----- DATASET ROWS -----
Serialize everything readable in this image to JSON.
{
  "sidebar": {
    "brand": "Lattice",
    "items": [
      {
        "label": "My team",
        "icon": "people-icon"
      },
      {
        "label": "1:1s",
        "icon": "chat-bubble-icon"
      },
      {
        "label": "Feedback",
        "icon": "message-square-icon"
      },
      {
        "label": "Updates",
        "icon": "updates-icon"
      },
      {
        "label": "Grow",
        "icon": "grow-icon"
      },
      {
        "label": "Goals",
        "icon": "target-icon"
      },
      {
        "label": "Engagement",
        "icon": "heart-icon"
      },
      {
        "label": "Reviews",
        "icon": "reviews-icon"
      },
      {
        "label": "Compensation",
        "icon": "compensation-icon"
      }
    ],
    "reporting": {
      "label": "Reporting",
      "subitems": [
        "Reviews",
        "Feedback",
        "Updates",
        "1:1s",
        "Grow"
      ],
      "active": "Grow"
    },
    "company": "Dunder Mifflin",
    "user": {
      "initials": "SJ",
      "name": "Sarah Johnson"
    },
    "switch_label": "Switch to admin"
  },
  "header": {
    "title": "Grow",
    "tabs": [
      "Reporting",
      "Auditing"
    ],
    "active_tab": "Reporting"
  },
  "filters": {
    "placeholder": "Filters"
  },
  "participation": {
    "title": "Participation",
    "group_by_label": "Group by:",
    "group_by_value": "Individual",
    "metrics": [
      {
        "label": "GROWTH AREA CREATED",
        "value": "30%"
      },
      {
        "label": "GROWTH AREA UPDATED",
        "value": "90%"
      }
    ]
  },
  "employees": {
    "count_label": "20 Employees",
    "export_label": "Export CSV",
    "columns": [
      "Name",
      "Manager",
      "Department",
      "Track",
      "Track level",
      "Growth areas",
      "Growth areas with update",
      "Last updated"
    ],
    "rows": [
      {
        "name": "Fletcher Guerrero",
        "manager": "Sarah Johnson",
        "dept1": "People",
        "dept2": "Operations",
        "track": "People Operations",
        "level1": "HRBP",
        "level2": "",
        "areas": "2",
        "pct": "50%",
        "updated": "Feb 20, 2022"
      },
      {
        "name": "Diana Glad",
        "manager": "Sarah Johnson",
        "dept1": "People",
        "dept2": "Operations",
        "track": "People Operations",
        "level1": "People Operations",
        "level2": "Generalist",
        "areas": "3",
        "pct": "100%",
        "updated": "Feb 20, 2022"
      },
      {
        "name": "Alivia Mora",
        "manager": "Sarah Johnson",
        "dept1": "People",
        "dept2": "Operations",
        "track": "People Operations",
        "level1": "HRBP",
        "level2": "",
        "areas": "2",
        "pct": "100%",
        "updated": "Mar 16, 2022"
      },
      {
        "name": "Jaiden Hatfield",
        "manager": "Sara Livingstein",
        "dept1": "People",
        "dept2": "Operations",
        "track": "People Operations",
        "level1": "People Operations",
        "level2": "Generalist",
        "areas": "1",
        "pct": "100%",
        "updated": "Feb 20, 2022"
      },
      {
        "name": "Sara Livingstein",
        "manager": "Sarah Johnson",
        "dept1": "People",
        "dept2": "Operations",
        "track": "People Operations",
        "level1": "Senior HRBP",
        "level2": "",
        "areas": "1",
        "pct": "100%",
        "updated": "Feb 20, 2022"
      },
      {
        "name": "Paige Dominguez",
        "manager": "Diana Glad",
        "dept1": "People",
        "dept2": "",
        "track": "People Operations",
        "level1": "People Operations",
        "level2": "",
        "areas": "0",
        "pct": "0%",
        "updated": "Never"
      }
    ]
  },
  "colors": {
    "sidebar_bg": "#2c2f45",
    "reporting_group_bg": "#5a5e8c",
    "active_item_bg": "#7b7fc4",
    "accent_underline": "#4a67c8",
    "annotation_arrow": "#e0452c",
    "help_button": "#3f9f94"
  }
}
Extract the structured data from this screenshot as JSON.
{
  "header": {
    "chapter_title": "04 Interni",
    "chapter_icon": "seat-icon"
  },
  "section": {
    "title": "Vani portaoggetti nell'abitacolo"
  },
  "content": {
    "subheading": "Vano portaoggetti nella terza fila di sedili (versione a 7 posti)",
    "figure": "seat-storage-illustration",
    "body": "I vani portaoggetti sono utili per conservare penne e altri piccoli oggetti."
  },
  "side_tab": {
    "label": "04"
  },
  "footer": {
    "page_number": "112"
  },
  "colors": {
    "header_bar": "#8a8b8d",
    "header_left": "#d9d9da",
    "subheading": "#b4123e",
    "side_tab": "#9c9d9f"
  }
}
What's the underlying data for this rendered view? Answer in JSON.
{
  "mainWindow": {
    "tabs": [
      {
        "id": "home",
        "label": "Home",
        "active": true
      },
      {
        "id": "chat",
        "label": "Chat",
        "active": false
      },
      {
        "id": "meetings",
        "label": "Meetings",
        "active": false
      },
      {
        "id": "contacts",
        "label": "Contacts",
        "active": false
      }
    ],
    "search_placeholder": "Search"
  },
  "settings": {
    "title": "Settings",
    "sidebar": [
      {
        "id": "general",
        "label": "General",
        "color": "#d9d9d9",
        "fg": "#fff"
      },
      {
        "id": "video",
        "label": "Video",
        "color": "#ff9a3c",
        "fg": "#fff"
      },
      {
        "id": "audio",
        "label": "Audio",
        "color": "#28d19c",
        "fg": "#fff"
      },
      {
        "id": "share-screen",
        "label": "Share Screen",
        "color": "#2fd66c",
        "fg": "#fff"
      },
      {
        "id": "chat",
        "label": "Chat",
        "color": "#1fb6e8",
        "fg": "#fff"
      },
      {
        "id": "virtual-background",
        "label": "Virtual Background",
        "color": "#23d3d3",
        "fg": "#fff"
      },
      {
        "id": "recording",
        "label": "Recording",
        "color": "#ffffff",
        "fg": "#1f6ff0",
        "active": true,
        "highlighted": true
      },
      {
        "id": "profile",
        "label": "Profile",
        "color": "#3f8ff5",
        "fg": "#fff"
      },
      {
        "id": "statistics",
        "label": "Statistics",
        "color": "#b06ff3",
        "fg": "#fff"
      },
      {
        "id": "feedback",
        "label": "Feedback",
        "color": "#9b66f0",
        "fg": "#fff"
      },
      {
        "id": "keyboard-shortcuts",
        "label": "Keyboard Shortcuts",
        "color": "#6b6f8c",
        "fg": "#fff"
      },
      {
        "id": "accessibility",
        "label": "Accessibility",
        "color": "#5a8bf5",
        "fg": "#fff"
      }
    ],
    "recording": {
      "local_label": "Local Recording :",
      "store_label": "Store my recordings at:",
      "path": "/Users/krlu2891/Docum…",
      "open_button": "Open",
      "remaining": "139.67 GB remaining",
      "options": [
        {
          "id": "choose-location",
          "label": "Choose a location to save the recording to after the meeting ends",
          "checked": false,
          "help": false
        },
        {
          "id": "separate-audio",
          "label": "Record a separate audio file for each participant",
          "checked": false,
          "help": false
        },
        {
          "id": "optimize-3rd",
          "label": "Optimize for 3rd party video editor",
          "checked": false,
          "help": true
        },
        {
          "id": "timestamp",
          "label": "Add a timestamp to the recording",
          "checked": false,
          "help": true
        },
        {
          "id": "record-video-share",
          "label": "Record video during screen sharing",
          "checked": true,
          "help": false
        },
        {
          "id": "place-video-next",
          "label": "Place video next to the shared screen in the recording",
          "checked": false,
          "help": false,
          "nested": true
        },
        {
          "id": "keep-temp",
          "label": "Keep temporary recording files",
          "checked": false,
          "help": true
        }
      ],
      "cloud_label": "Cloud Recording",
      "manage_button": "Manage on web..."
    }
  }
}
-----
STATED EXERCISE
In the material above, show every line where the word "location" turns up.

CORRECT ANSWER
          "id": "choose-location",
          "label": "Choose a location to save the recording to after the meeting ends",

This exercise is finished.